> **What to produce**
Output the entries word for word. Omit images.

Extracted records
- - - -
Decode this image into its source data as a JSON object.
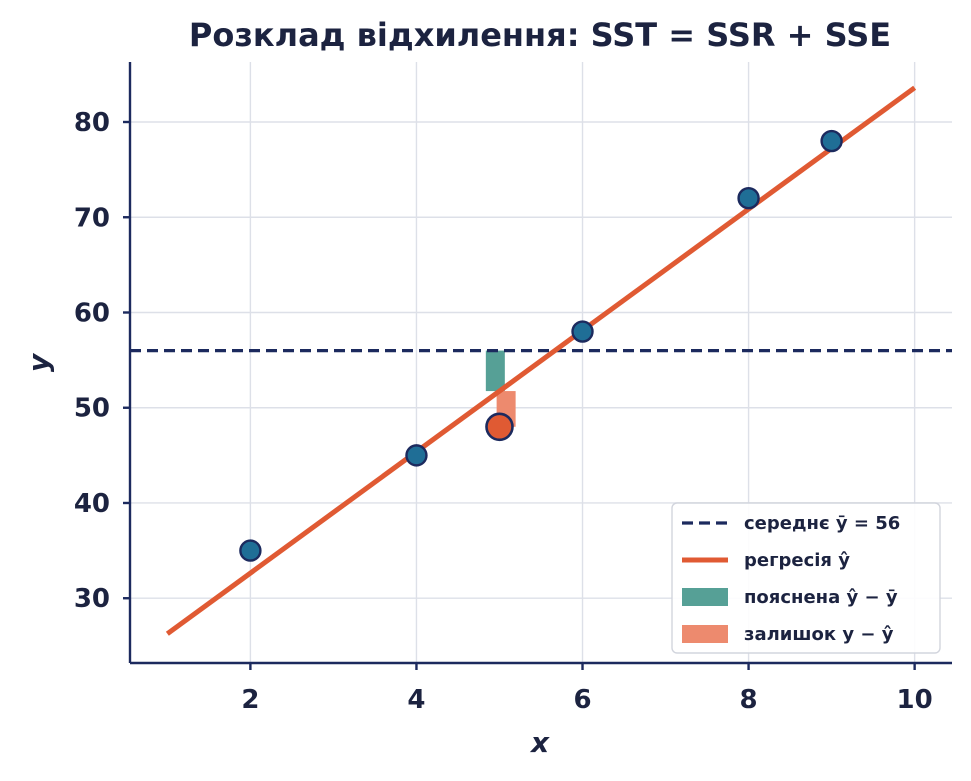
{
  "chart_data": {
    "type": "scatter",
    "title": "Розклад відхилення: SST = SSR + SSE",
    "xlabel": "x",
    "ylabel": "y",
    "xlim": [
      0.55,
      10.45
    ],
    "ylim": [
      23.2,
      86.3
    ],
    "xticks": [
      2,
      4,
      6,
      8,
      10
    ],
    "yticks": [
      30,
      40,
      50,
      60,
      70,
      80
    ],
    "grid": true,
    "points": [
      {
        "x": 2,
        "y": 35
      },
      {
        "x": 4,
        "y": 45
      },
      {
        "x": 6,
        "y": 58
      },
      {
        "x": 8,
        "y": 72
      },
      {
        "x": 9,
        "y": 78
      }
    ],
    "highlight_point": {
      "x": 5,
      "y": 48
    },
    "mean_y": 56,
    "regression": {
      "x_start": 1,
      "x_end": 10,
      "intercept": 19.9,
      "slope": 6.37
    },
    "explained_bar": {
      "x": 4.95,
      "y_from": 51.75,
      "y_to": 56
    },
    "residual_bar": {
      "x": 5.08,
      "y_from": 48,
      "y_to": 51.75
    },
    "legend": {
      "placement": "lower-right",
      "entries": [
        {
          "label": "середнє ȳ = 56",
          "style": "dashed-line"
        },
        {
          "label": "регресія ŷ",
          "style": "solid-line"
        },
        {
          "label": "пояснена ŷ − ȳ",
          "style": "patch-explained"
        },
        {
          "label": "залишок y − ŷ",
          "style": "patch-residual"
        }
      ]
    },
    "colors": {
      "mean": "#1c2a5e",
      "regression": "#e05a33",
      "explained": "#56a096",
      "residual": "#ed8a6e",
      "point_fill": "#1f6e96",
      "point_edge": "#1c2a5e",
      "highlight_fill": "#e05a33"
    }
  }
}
- - - -
> **Exercise response**
Decode this image into its source data as a JSON object.
{
  "chart_data": {
    "type": "scatter",
    "title": "Розклад відхилення: SST = SSR + SSE",
    "xlabel": "x",
    "ylabel": "y",
    "xlim": [
      0.55,
      10.45
    ],
    "ylim": [
      23.2,
      86.3
    ],
    "xticks": [
      2,
      4,
      6,
      8,
      10
    ],
    "yticks": [
      30,
      40,
      50,
      60,
      70,
      80
    ],
    "grid": true,
    "points": [
      {
        "x": 2,
        "y": 35
      },
      {
        "x": 4,
        "y": 45
      },
      {
        "x": 6,
        "y": 58
      },
      {
        "x": 8,
        "y": 72
      },
      {
        "x": 9,
        "y": 78
      }
    ],
    "highlight_point": {
      "x": 5,
      "y": 48
    },
    "mean_y": 56,
    "regression": {
      "x_start": 1,
      "x_end": 10,
      "intercept": 19.9,
      "slope": 6.37
    },
    "explained_bar": {
      "x": 4.95,
      "y_from": 51.75,
      "y_to": 56
    },
    "residual_bar": {
      "x": 5.08,
      "y_from": 48,
      "y_to": 51.75
    },
    "legend": {
      "placement": "lower-right",
      "entries": [
        {
          "label": "середнє ȳ = 56",
          "style": "dashed-line"
        },
        {
          "label": "регресія ŷ",
          "style": "solid-line"
        },
        {
          "label": "пояснена ŷ − ȳ",
          "style": "patch-explained"
        },
        {
          "label": "залишок y − ŷ",
          "style": "patch-residual"
        }
      ]
    },
    "colors": {
      "mean": "#1c2a5e",
      "regression": "#e05a33",
      "explained": "#56a096",
      "residual": "#ed8a6e",
      "point_fill": "#1f6e96",
      "point_edge": "#1c2a5e",
      "highlight_fill": "#e05a33"
    }
  }
}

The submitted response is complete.